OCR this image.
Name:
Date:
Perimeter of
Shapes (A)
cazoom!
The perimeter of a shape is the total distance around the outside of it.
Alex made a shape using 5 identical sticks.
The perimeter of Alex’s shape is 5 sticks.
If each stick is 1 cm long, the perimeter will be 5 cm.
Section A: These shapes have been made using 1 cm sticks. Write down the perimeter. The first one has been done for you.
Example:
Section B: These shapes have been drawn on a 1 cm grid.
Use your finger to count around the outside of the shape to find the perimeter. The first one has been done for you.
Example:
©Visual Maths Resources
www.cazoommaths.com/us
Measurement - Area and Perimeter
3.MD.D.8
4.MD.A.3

::::

__Required task__
Copy each line of the listing that holds the word "These".

__Task solution__
Section A: These shapes have been made using 1 cm sticks. Write down the perimeter. The first one has been done for you.
Section B: These shapes have been drawn on a 1 cm grid.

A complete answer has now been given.